Records from a collection

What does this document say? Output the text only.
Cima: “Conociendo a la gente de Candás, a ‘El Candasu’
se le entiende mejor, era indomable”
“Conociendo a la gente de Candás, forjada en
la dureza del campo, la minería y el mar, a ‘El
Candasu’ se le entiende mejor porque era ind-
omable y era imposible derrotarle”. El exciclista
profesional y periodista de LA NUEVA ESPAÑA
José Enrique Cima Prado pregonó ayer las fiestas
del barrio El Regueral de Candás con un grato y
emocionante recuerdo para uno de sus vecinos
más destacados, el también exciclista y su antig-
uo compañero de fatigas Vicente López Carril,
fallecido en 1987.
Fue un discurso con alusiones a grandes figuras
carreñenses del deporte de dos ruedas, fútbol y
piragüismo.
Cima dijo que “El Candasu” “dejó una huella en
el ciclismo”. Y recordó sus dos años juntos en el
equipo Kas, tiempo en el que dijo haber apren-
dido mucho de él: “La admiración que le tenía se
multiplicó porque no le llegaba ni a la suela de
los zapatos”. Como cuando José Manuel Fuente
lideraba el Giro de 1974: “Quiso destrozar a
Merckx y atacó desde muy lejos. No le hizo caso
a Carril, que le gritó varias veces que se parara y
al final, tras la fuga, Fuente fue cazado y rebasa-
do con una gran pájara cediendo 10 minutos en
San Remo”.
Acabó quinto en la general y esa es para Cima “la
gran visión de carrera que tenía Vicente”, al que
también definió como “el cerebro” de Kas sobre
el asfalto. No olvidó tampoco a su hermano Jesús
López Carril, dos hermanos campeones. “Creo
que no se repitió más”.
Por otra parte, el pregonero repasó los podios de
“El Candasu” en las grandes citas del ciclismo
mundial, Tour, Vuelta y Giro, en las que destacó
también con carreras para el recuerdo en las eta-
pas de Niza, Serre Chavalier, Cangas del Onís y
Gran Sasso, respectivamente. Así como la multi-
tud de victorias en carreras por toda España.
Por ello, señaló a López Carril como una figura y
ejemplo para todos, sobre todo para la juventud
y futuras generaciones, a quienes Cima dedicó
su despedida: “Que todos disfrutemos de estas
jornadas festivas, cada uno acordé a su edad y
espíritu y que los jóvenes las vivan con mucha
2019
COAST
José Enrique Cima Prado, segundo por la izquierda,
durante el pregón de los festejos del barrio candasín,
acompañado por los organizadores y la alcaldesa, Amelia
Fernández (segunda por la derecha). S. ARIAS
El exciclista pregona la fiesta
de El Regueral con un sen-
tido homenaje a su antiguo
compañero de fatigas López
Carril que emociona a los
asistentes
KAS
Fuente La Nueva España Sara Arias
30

What you should do: State how many lines of the listing include "mejor", and nothing more.

Task answer: 2